*REQUIREMENTS*
Please output every line of the material as it stands, without the pictures.

[Collected data]
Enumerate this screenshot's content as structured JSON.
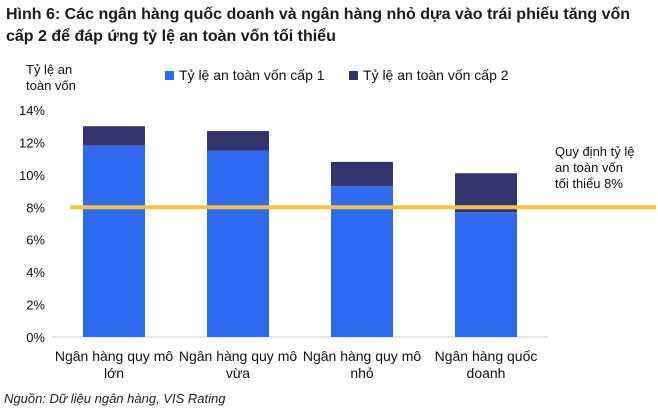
{
  "title": "Hình 6: Các ngân hàng quốc doanh và ngân hàng nhỏ dựa vào trái phiếu tăng vốn cấp 2 để đáp ứng tỷ lệ an toàn vốn tối thiểu",
  "source": "Nguồn: Dữ liệu ngân hàng, VIS Rating",
  "colors": {
    "tier1": "#2f6bf0",
    "tier2": "#33346b",
    "threshold": "#f6c244"
  },
  "chart_data": {
    "type": "bar",
    "stacked": true,
    "ylabel": [
      "Tỷ lệ an",
      "toàn vốn"
    ],
    "ylim": [
      0,
      14
    ],
    "yticks": [
      "0%",
      "2%",
      "4%",
      "6%",
      "8%",
      "10%",
      "12%",
      "14%"
    ],
    "grid": false,
    "legend_position": "top",
    "categories": [
      [
        "Ngân hàng quy mô",
        "lớn"
      ],
      [
        "Ngân hàng quy mô",
        "vừa"
      ],
      [
        "Ngân hàng quy mô",
        "nhỏ"
      ],
      [
        "Ngân hàng quốc",
        "doanh"
      ]
    ],
    "series": [
      {
        "name": "Tỷ lệ an toàn vốn cấp 1",
        "values": [
          11.8,
          11.5,
          9.3,
          7.7
        ]
      },
      {
        "name": "Tỷ lệ an toàn vốn cấp 2",
        "values": [
          1.2,
          1.2,
          1.5,
          2.4
        ]
      }
    ],
    "reference_line": {
      "value": 8,
      "label": [
        "Quy định tỷ lệ",
        "an toàn vốn",
        "tối thiểu 8%"
      ]
    }
  }
}
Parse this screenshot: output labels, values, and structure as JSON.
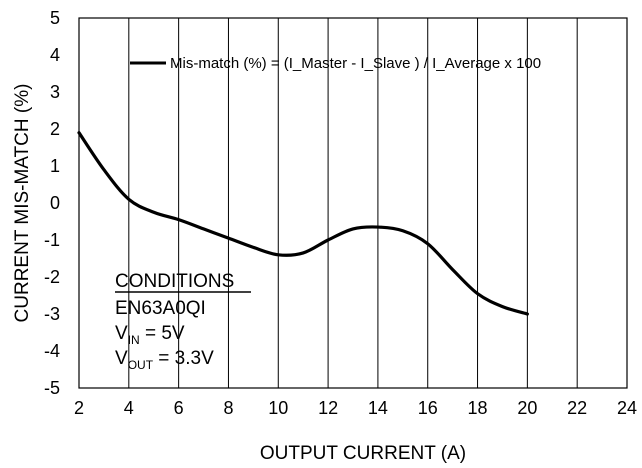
{
  "chart_data": {
    "type": "line",
    "xlabel": "OUTPUT CURRENT (A)",
    "ylabel": "CURRENT MIS-MATCH (%)",
    "xlim": [
      2,
      24
    ],
    "ylim": [
      -5,
      5
    ],
    "xticks": [
      2,
      4,
      6,
      8,
      10,
      12,
      14,
      16,
      18,
      20,
      22,
      24
    ],
    "yticks": [
      5,
      4,
      3,
      2,
      1,
      0,
      -1,
      -2,
      -3,
      -4,
      -5
    ],
    "grid": "vertical",
    "legend_position": "top-right",
    "series": [
      {
        "name": "Mis-match (%) = (I_Master - I_Slave ) / I_Average x 100",
        "color": "#000000",
        "x": [
          2,
          3,
          4,
          5,
          6,
          7,
          8,
          9,
          10,
          11,
          12,
          13,
          14,
          15,
          16,
          17,
          18,
          19,
          20
        ],
        "y": [
          1.9,
          0.9,
          0.1,
          -0.25,
          -0.45,
          -0.7,
          -0.95,
          -1.2,
          -1.4,
          -1.35,
          -1.0,
          -0.7,
          -0.65,
          -0.75,
          -1.1,
          -1.8,
          -2.45,
          -2.8,
          -3.0
        ]
      }
    ],
    "annotation": {
      "heading": "CONDITIONS",
      "device": "EN63A0QI",
      "vin_label": "V",
      "vin_sub": "IN",
      "vin_value": " = 5V",
      "vout_label": "V",
      "vout_sub": "OUT",
      "vout_value": " = 3.3V"
    }
  }
}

*RESPONSE*
Enumerate this screenshot's content as structured JSON.
{
  "title": "Hình 6: Các ngân hàng quốc doanh và ngân hàng nhỏ dựa vào trái phiếu tăng vốn cấp 2 để đáp ứng tỷ lệ an toàn vốn tối thiểu",
  "source": "Nguồn: Dữ liệu ngân hàng, VIS Rating",
  "colors": {
    "tier1": "#2f6bf0",
    "tier2": "#33346b",
    "threshold": "#f6c244"
  },
  "chart_data": {
    "type": "bar",
    "stacked": true,
    "ylabel": [
      "Tỷ lệ an",
      "toàn vốn"
    ],
    "ylim": [
      0,
      14
    ],
    "yticks": [
      "0%",
      "2%",
      "4%",
      "6%",
      "8%",
      "10%",
      "12%",
      "14%"
    ],
    "grid": false,
    "legend_position": "top",
    "categories": [
      [
        "Ngân hàng quy mô",
        "lớn"
      ],
      [
        "Ngân hàng quy mô",
        "vừa"
      ],
      [
        "Ngân hàng quy mô",
        "nhỏ"
      ],
      [
        "Ngân hàng quốc",
        "doanh"
      ]
    ],
    "series": [
      {
        "name": "Tỷ lệ an toàn vốn cấp 1",
        "values": [
          11.8,
          11.5,
          9.3,
          7.7
        ]
      },
      {
        "name": "Tỷ lệ an toàn vốn cấp 2",
        "values": [
          1.2,
          1.2,
          1.5,
          2.4
        ]
      }
    ],
    "reference_line": {
      "value": 8,
      "label": [
        "Quy định tỷ lệ",
        "an toàn vốn",
        "tối thiểu 8%"
      ]
    }
  }
}
Parse this screenshot: output labels, values, and structure as JSON.
{
  "chart_data": {
    "type": "line",
    "xlabel": "OUTPUT CURRENT (A)",
    "ylabel": "CURRENT MIS-MATCH (%)",
    "xlim": [
      2,
      24
    ],
    "ylim": [
      -5,
      5
    ],
    "xticks": [
      2,
      4,
      6,
      8,
      10,
      12,
      14,
      16,
      18,
      20,
      22,
      24
    ],
    "yticks": [
      5,
      4,
      3,
      2,
      1,
      0,
      -1,
      -2,
      -3,
      -4,
      -5
    ],
    "grid": "vertical",
    "legend_position": "top-right",
    "series": [
      {
        "name": "Mis-match (%) = (I_Master - I_Slave ) / I_Average x 100",
        "color": "#000000",
        "x": [
          2,
          3,
          4,
          5,
          6,
          7,
          8,
          9,
          10,
          11,
          12,
          13,
          14,
          15,
          16,
          17,
          18,
          19,
          20
        ],
        "y": [
          1.9,
          0.9,
          0.1,
          -0.25,
          -0.45,
          -0.7,
          -0.95,
          -1.2,
          -1.4,
          -1.35,
          -1.0,
          -0.7,
          -0.65,
          -0.75,
          -1.1,
          -1.8,
          -2.45,
          -2.8,
          -3.0
        ]
      }
    ],
    "annotation": {
      "heading": "CONDITIONS",
      "device": "EN63A0QI",
      "vin_label": "V",
      "vin_sub": "IN",
      "vin_value": " = 5V",
      "vout_label": "V",
      "vout_sub": "OUT",
      "vout_value": " = 3.3V"
    }
  }
}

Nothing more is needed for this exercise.